(begin)

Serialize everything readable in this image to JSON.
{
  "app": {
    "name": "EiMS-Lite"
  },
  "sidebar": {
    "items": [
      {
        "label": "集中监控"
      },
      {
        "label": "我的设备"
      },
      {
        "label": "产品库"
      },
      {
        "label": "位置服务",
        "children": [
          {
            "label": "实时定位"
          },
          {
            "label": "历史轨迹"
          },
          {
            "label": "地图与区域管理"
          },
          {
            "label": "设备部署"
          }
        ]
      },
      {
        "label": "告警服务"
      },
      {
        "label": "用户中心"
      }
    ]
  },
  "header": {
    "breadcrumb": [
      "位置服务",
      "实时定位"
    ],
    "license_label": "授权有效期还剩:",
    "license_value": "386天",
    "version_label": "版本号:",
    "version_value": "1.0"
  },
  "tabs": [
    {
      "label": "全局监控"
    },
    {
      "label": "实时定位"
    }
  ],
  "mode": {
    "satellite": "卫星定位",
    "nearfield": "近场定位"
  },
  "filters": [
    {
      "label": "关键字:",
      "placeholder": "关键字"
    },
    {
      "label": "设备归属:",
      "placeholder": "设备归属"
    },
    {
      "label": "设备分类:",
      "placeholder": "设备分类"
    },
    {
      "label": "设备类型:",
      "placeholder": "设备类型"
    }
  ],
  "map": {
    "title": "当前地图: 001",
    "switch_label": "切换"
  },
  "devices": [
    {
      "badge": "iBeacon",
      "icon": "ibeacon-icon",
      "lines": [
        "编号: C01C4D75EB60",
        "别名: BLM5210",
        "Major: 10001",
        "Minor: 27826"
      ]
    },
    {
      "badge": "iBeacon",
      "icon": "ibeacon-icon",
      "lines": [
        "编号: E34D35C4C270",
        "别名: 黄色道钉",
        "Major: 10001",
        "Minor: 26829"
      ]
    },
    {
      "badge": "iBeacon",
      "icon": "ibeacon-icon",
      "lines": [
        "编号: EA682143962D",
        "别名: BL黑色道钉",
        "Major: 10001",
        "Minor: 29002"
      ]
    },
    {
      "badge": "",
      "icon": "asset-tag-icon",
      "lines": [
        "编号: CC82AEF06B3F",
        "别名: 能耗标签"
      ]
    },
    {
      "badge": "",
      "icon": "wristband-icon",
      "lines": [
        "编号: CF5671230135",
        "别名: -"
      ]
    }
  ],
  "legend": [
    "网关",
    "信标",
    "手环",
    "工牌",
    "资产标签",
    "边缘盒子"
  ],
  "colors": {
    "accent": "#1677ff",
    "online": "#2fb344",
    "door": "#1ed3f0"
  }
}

(end)

Reproduce the records above exactly.

Correct result:
Serialize everything readable in this image to JSON.
{
  "app": {
    "name": "EiMS-Lite"
  },
  "sidebar": {
    "items": [
      {
        "label": "集中监控"
      },
      {
        "label": "我的设备"
      },
      {
        "label": "产品库"
      },
      {
        "label": "位置服务",
        "children": [
          {
            "label": "实时定位"
          },
          {
            "label": "历史轨迹"
          },
          {
            "label": "地图与区域管理"
          },
          {
            "label": "设备部署"
          }
        ]
      },
      {
        "label": "告警服务"
      },
      {
        "label": "用户中心"
      }
    ]
  },
  "header": {
    "breadcrumb": [
      "位置服务",
      "实时定位"
    ],
    "license_label": "授权有效期还剩:",
    "license_value": "386天",
    "version_label": "版本号:",
    "version_value": "1.0"
  },
  "tabs": [
    {
      "label": "全局监控"
    },
    {
      "label": "实时定位"
    }
  ],
  "mode": {
    "satellite": "卫星定位",
    "nearfield": "近场定位"
  },
  "filters": [
    {
      "label": "关键字:",
      "placeholder": "关键字"
    },
    {
      "label": "设备归属:",
      "placeholder": "设备归属"
    },
    {
      "label": "设备分类:",
      "placeholder": "设备分类"
    },
    {
      "label": "设备类型:",
      "placeholder": "设备类型"
    }
  ],
  "map": {
    "title": "当前地图: 001",
    "switch_label": "切换"
  },
  "devices": [
    {
      "badge": "iBeacon",
      "icon": "ibeacon-icon",
      "lines": [
        "编号: C01C4D75EB60",
        "别名: BLM5210",
        "Major: 10001",
        "Minor: 27826"
      ]
    },
    {
      "badge": "iBeacon",
      "icon": "ibeacon-icon",
      "lines": [
        "编号: E34D35C4C270",
        "别名: 黄色道钉",
        "Major: 10001",
        "Minor: 26829"
      ]
    },
    {
      "badge": "iBeacon",
      "icon": "ibeacon-icon",
      "lines": [
        "编号: EA682143962D",
        "别名: BL黑色道钉",
        "Major: 10001",
        "Minor: 29002"
      ]
    },
    {
      "badge": "",
      "icon": "asset-tag-icon",
      "lines": [
        "编号: CC82AEF06B3F",
        "别名: 能耗标签"
      ]
    },
    {
      "badge": "",
      "icon": "wristband-icon",
      "lines": [
        "编号: CF5671230135",
        "别名: -"
      ]
    }
  ],
  "legend": [
    "网关",
    "信标",
    "手环",
    "工牌",
    "资产标签",
    "边缘盒子"
  ],
  "colors": {
    "accent": "#1677ff",
    "online": "#2fb344",
    "door": "#1ed3f0"
  }
}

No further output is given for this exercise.